Requirement: Set down the records once more, please, exactly and with the pictures left out.
*** Supplied material
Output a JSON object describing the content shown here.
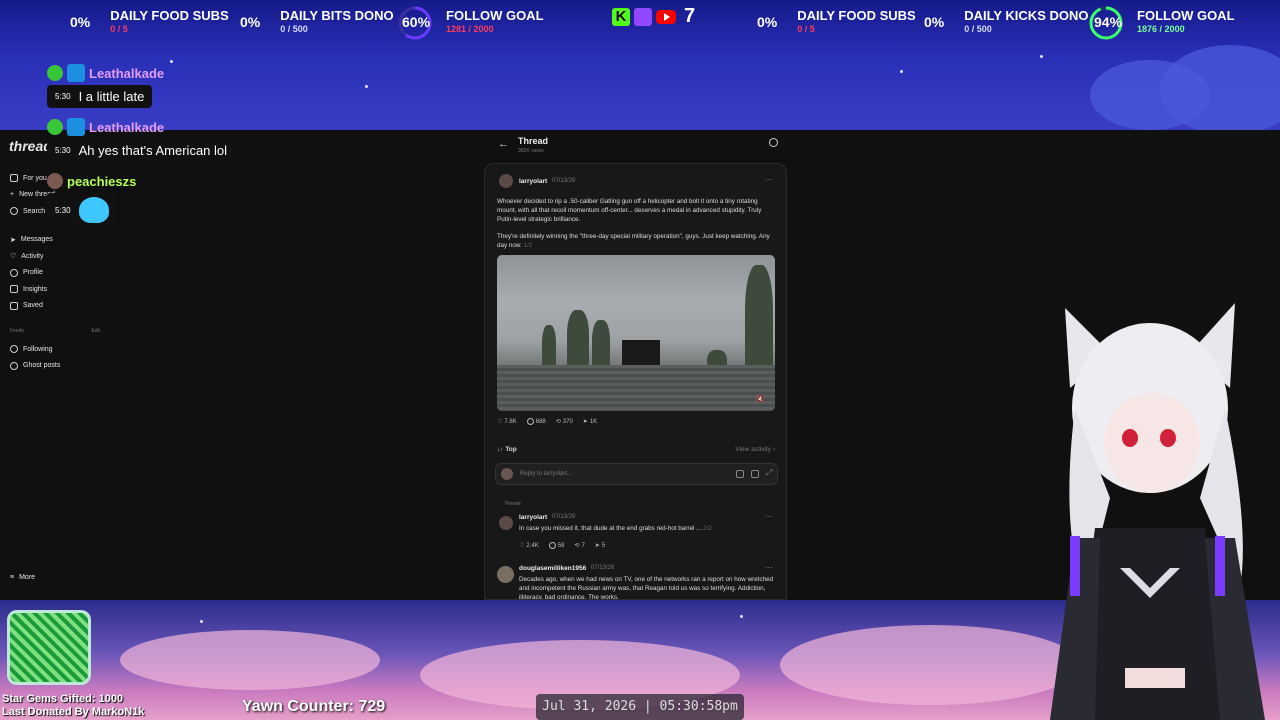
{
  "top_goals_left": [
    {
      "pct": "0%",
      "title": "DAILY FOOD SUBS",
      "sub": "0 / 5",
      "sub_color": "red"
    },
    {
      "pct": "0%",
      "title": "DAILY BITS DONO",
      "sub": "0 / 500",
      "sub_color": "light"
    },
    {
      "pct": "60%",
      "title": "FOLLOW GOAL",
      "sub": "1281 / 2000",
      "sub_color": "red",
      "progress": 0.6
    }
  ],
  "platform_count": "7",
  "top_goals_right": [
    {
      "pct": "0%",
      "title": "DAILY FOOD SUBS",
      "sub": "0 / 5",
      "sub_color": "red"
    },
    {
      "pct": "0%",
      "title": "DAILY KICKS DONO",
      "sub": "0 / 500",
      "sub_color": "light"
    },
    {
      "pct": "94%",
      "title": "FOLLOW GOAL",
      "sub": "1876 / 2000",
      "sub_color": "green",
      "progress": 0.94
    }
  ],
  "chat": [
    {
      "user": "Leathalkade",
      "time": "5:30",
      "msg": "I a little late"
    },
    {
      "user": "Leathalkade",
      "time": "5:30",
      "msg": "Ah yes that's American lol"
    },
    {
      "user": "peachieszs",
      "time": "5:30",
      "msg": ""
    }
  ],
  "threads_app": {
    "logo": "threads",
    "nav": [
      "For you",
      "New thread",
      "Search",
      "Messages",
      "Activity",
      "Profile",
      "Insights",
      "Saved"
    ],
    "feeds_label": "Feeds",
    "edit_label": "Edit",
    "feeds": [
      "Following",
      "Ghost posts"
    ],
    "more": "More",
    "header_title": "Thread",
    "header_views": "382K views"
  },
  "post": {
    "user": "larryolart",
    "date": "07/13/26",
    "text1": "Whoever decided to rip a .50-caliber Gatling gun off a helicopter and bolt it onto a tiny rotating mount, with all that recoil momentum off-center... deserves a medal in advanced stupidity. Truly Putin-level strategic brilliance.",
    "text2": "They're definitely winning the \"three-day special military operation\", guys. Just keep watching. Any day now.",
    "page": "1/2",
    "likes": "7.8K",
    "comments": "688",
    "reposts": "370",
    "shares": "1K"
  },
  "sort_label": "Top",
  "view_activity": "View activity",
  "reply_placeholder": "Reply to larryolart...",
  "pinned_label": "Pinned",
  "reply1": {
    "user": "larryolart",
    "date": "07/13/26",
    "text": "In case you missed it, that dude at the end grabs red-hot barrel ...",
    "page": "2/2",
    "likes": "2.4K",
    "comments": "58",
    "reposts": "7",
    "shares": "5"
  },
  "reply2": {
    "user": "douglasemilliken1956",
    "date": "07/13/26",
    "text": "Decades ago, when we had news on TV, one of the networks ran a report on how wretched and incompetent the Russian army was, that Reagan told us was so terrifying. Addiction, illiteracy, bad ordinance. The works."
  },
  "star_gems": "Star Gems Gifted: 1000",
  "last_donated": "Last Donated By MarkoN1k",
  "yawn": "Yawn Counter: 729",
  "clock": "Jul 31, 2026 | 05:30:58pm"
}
******
Answer to this task:
Output a JSON object describing the content shown here.
{
  "top_goals_left": [
    {
      "pct": "0%",
      "title": "DAILY FOOD SUBS",
      "sub": "0 / 5",
      "sub_color": "red"
    },
    {
      "pct": "0%",
      "title": "DAILY BITS DONO",
      "sub": "0 / 500",
      "sub_color": "light"
    },
    {
      "pct": "60%",
      "title": "FOLLOW GOAL",
      "sub": "1281 / 2000",
      "sub_color": "red",
      "progress": 0.6
    }
  ],
  "platform_count": "7",
  "top_goals_right": [
    {
      "pct": "0%",
      "title": "DAILY FOOD SUBS",
      "sub": "0 / 5",
      "sub_color": "red"
    },
    {
      "pct": "0%",
      "title": "DAILY KICKS DONO",
      "sub": "0 / 500",
      "sub_color": "light"
    },
    {
      "pct": "94%",
      "title": "FOLLOW GOAL",
      "sub": "1876 / 2000",
      "sub_color": "green",
      "progress": 0.94
    }
  ],
  "chat": [
    {
      "user": "Leathalkade",
      "time": "5:30",
      "msg": "I a little late"
    },
    {
      "user": "Leathalkade",
      "time": "5:30",
      "msg": "Ah yes that's American lol"
    },
    {
      "user": "peachieszs",
      "time": "5:30",
      "msg": ""
    }
  ],
  "threads_app": {
    "logo": "threads",
    "nav": [
      "For you",
      "New thread",
      "Search",
      "Messages",
      "Activity",
      "Profile",
      "Insights",
      "Saved"
    ],
    "feeds_label": "Feeds",
    "edit_label": "Edit",
    "feeds": [
      "Following",
      "Ghost posts"
    ],
    "more": "More",
    "header_title": "Thread",
    "header_views": "382K views"
  },
  "post": {
    "user": "larryolart",
    "date": "07/13/26",
    "text1": "Whoever decided to rip a .50-caliber Gatling gun off a helicopter and bolt it onto a tiny rotating mount, with all that recoil momentum off-center... deserves a medal in advanced stupidity. Truly Putin-level strategic brilliance.",
    "text2": "They're definitely winning the \"three-day special military operation\", guys. Just keep watching. Any day now.",
    "page": "1/2",
    "likes": "7.8K",
    "comments": "688",
    "reposts": "370",
    "shares": "1K"
  },
  "sort_label": "Top",
  "view_activity": "View activity",
  "reply_placeholder": "Reply to larryolart...",
  "pinned_label": "Pinned",
  "reply1": {
    "user": "larryolart",
    "date": "07/13/26",
    "text": "In case you missed it, that dude at the end grabs red-hot barrel ...",
    "page": "2/2",
    "likes": "2.4K",
    "comments": "58",
    "reposts": "7",
    "shares": "5"
  },
  "reply2": {
    "user": "douglasemilliken1956",
    "date": "07/13/26",
    "text": "Decades ago, when we had news on TV, one of the networks ran a report on how wretched and incompetent the Russian army was, that Reagan told us was so terrifying. Addiction, illiteracy, bad ordinance. The works."
  },
  "star_gems": "Star Gems Gifted: 1000",
  "last_donated": "Last Donated By MarkoN1k",
  "yawn": "Yawn Counter: 729",
  "clock": "Jul 31, 2026 | 05:30:58pm"
}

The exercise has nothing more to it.